- _Goal_
Wherever the word "screenshot" appears in a line, extract that line.

Records from a collection
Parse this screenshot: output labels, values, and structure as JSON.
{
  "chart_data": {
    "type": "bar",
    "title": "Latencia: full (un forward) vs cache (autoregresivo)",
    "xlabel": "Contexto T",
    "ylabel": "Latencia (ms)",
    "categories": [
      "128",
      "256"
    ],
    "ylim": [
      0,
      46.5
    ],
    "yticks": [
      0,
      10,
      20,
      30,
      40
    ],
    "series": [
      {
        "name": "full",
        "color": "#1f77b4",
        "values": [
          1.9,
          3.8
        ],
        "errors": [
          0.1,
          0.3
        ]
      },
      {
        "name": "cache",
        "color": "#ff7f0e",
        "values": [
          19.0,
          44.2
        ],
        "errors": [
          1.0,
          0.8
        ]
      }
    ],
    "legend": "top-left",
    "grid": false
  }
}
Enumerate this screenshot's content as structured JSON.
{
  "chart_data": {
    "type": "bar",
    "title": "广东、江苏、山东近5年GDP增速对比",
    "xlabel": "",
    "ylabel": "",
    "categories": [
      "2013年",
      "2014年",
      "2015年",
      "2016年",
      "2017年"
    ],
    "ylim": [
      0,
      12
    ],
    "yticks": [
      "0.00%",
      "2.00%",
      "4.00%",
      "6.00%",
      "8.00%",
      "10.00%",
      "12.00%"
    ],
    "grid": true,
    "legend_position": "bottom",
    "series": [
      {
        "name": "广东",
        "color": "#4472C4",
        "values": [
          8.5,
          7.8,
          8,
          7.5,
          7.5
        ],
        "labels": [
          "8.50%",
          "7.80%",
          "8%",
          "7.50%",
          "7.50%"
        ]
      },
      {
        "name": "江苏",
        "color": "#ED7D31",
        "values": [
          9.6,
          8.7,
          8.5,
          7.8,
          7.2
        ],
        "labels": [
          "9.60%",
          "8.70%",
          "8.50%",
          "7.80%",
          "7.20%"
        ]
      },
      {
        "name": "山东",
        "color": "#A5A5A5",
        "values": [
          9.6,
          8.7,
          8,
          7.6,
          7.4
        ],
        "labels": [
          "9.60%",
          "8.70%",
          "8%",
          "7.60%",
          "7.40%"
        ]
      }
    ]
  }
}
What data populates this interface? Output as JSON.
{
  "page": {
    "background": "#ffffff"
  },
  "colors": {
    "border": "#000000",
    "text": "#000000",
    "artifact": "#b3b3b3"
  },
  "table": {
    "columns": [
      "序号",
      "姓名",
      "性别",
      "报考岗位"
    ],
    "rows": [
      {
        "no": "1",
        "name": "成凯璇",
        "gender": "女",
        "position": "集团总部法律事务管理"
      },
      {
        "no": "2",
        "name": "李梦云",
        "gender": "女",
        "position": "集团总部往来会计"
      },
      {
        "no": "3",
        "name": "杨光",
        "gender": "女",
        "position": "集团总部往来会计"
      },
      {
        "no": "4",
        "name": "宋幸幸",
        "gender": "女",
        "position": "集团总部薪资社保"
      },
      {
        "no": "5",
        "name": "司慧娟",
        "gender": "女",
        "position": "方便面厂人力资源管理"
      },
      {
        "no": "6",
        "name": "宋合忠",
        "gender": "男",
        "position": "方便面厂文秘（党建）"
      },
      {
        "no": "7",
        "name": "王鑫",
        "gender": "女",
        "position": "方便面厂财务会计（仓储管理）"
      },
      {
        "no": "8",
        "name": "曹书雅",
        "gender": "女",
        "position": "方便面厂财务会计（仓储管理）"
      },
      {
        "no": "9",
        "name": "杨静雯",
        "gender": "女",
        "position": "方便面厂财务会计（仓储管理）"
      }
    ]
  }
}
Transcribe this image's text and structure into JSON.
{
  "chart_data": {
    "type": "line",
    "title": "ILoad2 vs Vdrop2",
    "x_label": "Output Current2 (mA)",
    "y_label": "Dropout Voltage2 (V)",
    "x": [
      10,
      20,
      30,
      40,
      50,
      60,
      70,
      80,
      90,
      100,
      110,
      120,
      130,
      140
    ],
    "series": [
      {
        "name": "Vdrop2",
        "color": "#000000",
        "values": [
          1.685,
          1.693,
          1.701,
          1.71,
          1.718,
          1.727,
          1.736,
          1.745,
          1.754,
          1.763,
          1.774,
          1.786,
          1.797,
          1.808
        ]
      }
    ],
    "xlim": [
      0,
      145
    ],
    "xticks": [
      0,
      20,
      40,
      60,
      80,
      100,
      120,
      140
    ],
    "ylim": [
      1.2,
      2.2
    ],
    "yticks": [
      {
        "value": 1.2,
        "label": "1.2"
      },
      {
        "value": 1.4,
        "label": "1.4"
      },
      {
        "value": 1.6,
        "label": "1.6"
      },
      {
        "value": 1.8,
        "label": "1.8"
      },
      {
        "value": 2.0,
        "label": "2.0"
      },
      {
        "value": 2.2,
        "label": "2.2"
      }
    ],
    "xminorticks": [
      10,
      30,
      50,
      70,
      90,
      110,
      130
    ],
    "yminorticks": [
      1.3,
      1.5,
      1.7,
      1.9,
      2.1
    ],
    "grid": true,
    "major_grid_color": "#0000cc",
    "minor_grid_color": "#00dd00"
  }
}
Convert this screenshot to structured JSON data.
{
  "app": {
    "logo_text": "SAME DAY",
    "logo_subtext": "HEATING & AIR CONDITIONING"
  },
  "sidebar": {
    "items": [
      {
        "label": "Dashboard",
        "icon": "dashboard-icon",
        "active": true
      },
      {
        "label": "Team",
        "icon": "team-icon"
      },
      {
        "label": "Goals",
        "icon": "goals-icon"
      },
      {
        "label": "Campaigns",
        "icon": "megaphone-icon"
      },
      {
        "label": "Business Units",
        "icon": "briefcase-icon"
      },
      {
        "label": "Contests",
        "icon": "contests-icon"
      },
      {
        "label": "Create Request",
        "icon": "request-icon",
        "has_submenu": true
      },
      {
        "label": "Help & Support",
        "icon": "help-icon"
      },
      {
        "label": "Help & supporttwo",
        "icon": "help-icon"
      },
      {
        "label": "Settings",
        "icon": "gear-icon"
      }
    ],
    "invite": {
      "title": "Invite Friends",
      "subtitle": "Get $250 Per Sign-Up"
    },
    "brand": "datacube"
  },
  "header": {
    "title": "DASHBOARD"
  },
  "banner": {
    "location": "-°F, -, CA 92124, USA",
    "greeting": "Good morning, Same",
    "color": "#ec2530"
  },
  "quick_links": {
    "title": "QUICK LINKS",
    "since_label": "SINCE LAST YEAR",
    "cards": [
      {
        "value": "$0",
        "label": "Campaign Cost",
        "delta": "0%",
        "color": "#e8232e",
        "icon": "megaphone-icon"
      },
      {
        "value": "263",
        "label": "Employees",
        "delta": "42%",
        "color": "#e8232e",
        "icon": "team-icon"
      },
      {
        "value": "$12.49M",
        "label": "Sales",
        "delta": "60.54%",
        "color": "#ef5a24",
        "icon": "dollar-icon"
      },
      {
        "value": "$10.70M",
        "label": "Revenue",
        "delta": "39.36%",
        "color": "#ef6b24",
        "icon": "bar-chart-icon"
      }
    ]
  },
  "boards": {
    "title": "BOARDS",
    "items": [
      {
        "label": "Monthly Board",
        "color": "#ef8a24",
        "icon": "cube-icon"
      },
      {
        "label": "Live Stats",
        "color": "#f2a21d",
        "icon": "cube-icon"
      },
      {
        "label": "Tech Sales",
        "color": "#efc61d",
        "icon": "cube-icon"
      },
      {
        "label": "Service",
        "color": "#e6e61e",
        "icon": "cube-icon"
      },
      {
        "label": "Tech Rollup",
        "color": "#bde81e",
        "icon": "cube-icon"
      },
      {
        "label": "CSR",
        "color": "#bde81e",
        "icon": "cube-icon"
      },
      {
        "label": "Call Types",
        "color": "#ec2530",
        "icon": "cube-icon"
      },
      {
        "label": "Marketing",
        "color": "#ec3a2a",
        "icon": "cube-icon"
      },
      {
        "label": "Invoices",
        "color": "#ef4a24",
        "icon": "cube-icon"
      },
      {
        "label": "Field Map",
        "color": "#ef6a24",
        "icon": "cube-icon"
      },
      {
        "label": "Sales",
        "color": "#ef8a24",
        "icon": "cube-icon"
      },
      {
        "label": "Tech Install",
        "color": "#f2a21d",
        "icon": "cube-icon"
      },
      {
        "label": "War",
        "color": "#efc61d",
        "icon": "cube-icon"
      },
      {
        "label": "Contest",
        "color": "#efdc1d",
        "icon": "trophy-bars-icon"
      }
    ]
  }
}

- _Response to this exercise_
Parse this screenshot: output labels, values, and structure as JSON.
Enumerate this screenshot's content as structured JSON.
Convert this screenshot to structured JSON data.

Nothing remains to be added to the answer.